ASSIGNMENT: Transcribe the listing precisely, entry by entry.

***** RECORDS FOR PROCESSING

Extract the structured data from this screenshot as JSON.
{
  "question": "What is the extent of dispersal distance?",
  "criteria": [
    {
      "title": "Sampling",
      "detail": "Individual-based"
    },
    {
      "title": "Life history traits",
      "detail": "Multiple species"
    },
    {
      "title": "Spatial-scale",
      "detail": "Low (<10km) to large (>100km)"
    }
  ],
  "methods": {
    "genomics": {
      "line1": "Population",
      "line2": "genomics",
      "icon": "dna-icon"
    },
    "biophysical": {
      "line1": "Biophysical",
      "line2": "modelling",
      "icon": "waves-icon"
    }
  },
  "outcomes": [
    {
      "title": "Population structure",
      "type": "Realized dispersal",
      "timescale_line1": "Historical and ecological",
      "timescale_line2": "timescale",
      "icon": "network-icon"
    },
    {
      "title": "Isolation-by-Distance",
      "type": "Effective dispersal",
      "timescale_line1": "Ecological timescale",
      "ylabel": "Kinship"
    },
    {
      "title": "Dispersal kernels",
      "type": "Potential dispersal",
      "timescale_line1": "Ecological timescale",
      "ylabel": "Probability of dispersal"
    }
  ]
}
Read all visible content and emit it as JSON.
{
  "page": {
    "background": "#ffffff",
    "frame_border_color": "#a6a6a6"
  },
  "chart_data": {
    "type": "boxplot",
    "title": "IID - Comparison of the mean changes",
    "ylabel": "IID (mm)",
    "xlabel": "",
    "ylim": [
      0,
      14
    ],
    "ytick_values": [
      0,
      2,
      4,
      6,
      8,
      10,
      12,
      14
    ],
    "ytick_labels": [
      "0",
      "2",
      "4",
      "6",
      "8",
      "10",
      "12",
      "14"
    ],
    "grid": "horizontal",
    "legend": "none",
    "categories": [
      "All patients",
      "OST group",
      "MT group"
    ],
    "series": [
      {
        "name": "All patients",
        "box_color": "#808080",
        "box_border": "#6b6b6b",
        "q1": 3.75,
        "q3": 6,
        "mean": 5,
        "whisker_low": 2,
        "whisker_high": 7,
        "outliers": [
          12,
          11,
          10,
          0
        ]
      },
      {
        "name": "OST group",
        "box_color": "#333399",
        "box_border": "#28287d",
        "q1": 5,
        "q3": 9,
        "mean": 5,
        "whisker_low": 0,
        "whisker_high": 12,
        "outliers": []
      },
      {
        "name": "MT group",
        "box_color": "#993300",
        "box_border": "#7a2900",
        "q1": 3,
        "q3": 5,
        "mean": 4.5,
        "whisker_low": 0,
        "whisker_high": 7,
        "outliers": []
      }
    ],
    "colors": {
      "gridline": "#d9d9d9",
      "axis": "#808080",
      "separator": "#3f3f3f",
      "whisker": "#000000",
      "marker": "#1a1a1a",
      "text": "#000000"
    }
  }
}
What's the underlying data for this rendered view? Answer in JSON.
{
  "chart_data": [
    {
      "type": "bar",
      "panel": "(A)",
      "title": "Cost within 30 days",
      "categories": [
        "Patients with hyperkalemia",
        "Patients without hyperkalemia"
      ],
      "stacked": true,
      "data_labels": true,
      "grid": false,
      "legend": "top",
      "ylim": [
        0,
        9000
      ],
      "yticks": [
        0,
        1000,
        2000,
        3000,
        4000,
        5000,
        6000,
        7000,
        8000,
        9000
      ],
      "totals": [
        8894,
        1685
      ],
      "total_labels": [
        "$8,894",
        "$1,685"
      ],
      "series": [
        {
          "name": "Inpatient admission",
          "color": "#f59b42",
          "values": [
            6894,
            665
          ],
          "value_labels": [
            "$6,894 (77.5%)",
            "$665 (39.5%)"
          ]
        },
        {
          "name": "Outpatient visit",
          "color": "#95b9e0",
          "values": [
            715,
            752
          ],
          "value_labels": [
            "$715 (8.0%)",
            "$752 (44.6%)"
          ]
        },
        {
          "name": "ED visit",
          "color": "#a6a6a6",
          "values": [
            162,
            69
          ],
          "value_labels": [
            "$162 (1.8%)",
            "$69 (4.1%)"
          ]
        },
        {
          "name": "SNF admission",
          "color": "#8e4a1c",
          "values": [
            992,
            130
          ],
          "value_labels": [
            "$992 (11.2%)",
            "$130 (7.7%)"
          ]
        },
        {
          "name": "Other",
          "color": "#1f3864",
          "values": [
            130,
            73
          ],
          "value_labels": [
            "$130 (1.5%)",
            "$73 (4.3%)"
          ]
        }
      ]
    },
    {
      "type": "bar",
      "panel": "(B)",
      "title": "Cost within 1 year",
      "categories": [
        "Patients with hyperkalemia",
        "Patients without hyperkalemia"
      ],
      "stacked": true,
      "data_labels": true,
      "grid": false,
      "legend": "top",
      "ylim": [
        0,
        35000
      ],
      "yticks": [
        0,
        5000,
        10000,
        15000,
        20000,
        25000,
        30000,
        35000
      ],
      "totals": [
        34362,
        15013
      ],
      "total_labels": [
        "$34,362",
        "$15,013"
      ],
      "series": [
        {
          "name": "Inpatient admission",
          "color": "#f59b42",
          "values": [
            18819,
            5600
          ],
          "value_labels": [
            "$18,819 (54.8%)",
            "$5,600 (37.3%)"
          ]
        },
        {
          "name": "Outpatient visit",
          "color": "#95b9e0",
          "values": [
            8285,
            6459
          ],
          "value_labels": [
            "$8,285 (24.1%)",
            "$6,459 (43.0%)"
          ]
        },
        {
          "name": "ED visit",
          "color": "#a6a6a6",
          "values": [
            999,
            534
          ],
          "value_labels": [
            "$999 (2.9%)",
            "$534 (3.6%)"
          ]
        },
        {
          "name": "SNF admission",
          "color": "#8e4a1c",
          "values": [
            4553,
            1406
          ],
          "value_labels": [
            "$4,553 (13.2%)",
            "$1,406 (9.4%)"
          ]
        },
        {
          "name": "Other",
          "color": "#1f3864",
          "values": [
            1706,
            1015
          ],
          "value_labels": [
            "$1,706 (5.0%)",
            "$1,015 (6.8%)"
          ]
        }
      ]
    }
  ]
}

**********

WRITTEN ANSWER:
Extract the structured data from this screenshot as JSON.
{
  "question": "What is the extent of dispersal distance?",
  "criteria": [
    {
      "title": "Sampling",
      "detail": "Individual-based"
    },
    {
      "title": "Life history traits",
      "detail": "Multiple species"
    },
    {
      "title": "Spatial-scale",
      "detail": "Low (<10km) to large (>100km)"
    }
  ],
  "methods": {
    "genomics": {
      "line1": "Population",
      "line2": "genomics",
      "icon": "dna-icon"
    },
    "biophysical": {
      "line1": "Biophysical",
      "line2": "modelling",
      "icon": "waves-icon"
    }
  },
  "outcomes": [
    {
      "title": "Population structure",
      "type": "Realized dispersal",
      "timescale_line1": "Historical and ecological",
      "timescale_line2": "timescale",
      "icon": "network-icon"
    },
    {
      "title": "Isolation-by-Distance",
      "type": "Effective dispersal",
      "timescale_line1": "Ecological timescale",
      "ylabel": "Kinship"
    },
    {
      "title": "Dispersal kernels",
      "type": "Potential dispersal",
      "timescale_line1": "Ecological timescale",
      "ylabel": "Probability of dispersal"
    }
  ]
}
Read all visible content and emit it as JSON.
{
  "page": {
    "background": "#ffffff",
    "frame_border_color": "#a6a6a6"
  },
  "chart_data": {
    "type": "boxplot",
    "title": "IID - Comparison of the mean changes",
    "ylabel": "IID (mm)",
    "xlabel": "",
    "ylim": [
      0,
      14
    ],
    "ytick_values": [
      0,
      2,
      4,
      6,
      8,
      10,
      12,
      14
    ],
    "ytick_labels": [
      "0",
      "2",
      "4",
      "6",
      "8",
      "10",
      "12",
      "14"
    ],
    "grid": "horizontal",
    "legend": "none",
    "categories": [
      "All patients",
      "OST group",
      "MT group"
    ],
    "series": [
      {
        "name": "All patients",
        "box_color": "#808080",
        "box_border": "#6b6b6b",
        "q1": 3.75,
        "q3": 6,
        "mean": 5,
        "whisker_low": 2,
        "whisker_high": 7,
        "outliers": [
          12,
          11,
          10,
          0
        ]
      },
      {
        "name": "OST group",
        "box_color": "#333399",
        "box_border": "#28287d",
        "q1": 5,
        "q3": 9,
        "mean": 5,
        "whisker_low": 0,
        "whisker_high": 12,
        "outliers": []
      },
      {
        "name": "MT group",
        "box_color": "#993300",
        "box_border": "#7a2900",
        "q1": 3,
        "q3": 5,
        "mean": 4.5,
        "whisker_low": 0,
        "whisker_high": 7,
        "outliers": []
      }
    ],
    "colors": {
      "gridline": "#d9d9d9",
      "axis": "#808080",
      "separator": "#3f3f3f",
      "whisker": "#000000",
      "marker": "#1a1a1a",
      "text": "#000000"
    }
  }
}
What's the underlying data for this rendered view? Answer in JSON.
{
  "chart_data": [
    {
      "type": "bar",
      "panel": "(A)",
      "title": "Cost within 30 days",
      "categories": [
        "Patients with hyperkalemia",
        "Patients without hyperkalemia"
      ],
      "stacked": true,
      "data_labels": true,
      "grid": false,
      "legend": "top",
      "ylim": [
        0,
        9000
      ],
      "yticks": [
        0,
        1000,
        2000,
        3000,
        4000,
        5000,
        6000,
        7000,
        8000,
        9000
      ],
      "totals": [
        8894,
        1685
      ],
      "total_labels": [
        "$8,894",
        "$1,685"
      ],
      "series": [
        {
          "name": "Inpatient admission",
          "color": "#f59b42",
          "values": [
            6894,
            665
          ],
          "value_labels": [
            "$6,894 (77.5%)",
            "$665 (39.5%)"
          ]
        },
        {
          "name": "Outpatient visit",
          "color": "#95b9e0",
          "values": [
            715,
            752
          ],
          "value_labels": [
            "$715 (8.0%)",
            "$752 (44.6%)"
          ]
        },
        {
          "name": "ED visit",
          "color": "#a6a6a6",
          "values": [
            162,
            69
          ],
          "value_labels": [
            "$162 (1.8%)",
            "$69 (4.1%)"
          ]
        },
        {
          "name": "SNF admission",
          "color": "#8e4a1c",
          "values": [
            992,
            130
          ],
          "value_labels": [
            "$992 (11.2%)",
            "$130 (7.7%)"
          ]
        },
        {
          "name": "Other",
          "color": "#1f3864",
          "values": [
            130,
            73
          ],
          "value_labels": [
            "$130 (1.5%)",
            "$73 (4.3%)"
          ]
        }
      ]
    },
    {
      "type": "bar",
      "panel": "(B)",
      "title": "Cost within 1 year",
      "categories": [
        "Patients with hyperkalemia",
        "Patients without hyperkalemia"
      ],
      "stacked": true,
      "data_labels": true,
      "grid": false,
      "legend": "top",
      "ylim": [
        0,
        35000
      ],
      "yticks": [
        0,
        5000,
        10000,
        15000,
        20000,
        25000,
        30000,
        35000
      ],
      "totals": [
        34362,
        15013
      ],
      "total_labels": [
        "$34,362",
        "$15,013"
      ],
      "series": [
        {
          "name": "Inpatient admission",
          "color": "#f59b42",
          "values": [
            18819,
            5600
          ],
          "value_labels": [
            "$18,819 (54.8%)",
            "$5,600 (37.3%)"
          ]
        },
        {
          "name": "Outpatient visit",
          "color": "#95b9e0",
          "values": [
            8285,
            6459
          ],
          "value_labels": [
            "$8,285 (24.1%)",
            "$6,459 (43.0%)"
          ]
        },
        {
          "name": "ED visit",
          "color": "#a6a6a6",
          "values": [
            999,
            534
          ],
          "value_labels": [
            "$999 (2.9%)",
            "$534 (3.6%)"
          ]
        },
        {
          "name": "SNF admission",
          "color": "#8e4a1c",
          "values": [
            4553,
            1406
          ],
          "value_labels": [
            "$4,553 (13.2%)",
            "$1,406 (9.4%)"
          ]
        },
        {
          "name": "Other",
          "color": "#1f3864",
          "values": [
            1706,
            1015
          ],
          "value_labels": [
            "$1,706 (5.0%)",
            "$1,015 (6.8%)"
          ]
        }
      ]
    }
  ]
}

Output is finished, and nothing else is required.